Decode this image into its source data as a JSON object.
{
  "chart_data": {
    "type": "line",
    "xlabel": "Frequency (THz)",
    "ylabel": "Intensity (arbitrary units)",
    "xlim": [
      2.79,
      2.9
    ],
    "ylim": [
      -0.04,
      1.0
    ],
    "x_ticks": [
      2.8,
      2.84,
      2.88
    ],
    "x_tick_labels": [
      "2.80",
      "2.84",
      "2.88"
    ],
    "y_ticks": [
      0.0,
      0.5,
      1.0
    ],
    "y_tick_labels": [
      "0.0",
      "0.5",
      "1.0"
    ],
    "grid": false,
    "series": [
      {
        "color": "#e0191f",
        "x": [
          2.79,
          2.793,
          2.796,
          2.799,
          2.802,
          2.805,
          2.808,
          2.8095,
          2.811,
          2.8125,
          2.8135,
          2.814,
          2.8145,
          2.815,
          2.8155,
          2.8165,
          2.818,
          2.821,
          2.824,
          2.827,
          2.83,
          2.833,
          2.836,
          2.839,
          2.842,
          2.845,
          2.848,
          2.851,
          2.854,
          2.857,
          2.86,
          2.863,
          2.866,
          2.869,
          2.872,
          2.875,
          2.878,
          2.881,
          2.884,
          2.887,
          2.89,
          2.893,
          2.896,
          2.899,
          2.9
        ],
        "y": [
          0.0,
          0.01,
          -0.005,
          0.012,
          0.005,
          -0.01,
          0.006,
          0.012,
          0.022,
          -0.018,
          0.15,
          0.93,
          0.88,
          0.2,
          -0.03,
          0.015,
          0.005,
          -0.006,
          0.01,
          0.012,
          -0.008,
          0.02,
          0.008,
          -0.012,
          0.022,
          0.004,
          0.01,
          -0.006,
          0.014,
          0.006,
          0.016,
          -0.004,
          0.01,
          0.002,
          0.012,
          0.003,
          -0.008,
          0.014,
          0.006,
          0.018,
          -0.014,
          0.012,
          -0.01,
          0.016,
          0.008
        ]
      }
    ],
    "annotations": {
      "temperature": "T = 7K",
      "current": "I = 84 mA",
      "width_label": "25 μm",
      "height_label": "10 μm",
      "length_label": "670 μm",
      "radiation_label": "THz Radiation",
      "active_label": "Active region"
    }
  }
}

## EXERCISE OBJECTIVE
Write out the listing once more, matching it exactly.

## RESPONSE
Decode this image into its source data as a JSON object.
{
  "chart_data": {
    "type": "line",
    "xlabel": "Frequency (THz)",
    "ylabel": "Intensity (arbitrary units)",
    "xlim": [
      2.79,
      2.9
    ],
    "ylim": [
      -0.04,
      1.0
    ],
    "x_ticks": [
      2.8,
      2.84,
      2.88
    ],
    "x_tick_labels": [
      "2.80",
      "2.84",
      "2.88"
    ],
    "y_ticks": [
      0.0,
      0.5,
      1.0
    ],
    "y_tick_labels": [
      "0.0",
      "0.5",
      "1.0"
    ],
    "grid": false,
    "series": [
      {
        "color": "#e0191f",
        "x": [
          2.79,
          2.793,
          2.796,
          2.799,
          2.802,
          2.805,
          2.808,
          2.8095,
          2.811,
          2.8125,
          2.8135,
          2.814,
          2.8145,
          2.815,
          2.8155,
          2.8165,
          2.818,
          2.821,
          2.824,
          2.827,
          2.83,
          2.833,
          2.836,
          2.839,
          2.842,
          2.845,
          2.848,
          2.851,
          2.854,
          2.857,
          2.86,
          2.863,
          2.866,
          2.869,
          2.872,
          2.875,
          2.878,
          2.881,
          2.884,
          2.887,
          2.89,
          2.893,
          2.896,
          2.899,
          2.9
        ],
        "y": [
          0.0,
          0.01,
          -0.005,
          0.012,
          0.005,
          -0.01,
          0.006,
          0.012,
          0.022,
          -0.018,
          0.15,
          0.93,
          0.88,
          0.2,
          -0.03,
          0.015,
          0.005,
          -0.006,
          0.01,
          0.012,
          -0.008,
          0.02,
          0.008,
          -0.012,
          0.022,
          0.004,
          0.01,
          -0.006,
          0.014,
          0.006,
          0.016,
          -0.004,
          0.01,
          0.002,
          0.012,
          0.003,
          -0.008,
          0.014,
          0.006,
          0.018,
          -0.014,
          0.012,
          -0.01,
          0.016,
          0.008
        ]
      }
    ],
    "annotations": {
      "temperature": "T = 7K",
      "current": "I = 84 mA",
      "width_label": "25 μm",
      "height_label": "10 μm",
      "length_label": "670 μm",
      "radiation_label": "THz Radiation",
      "active_label": "Active region"
    }
  }
}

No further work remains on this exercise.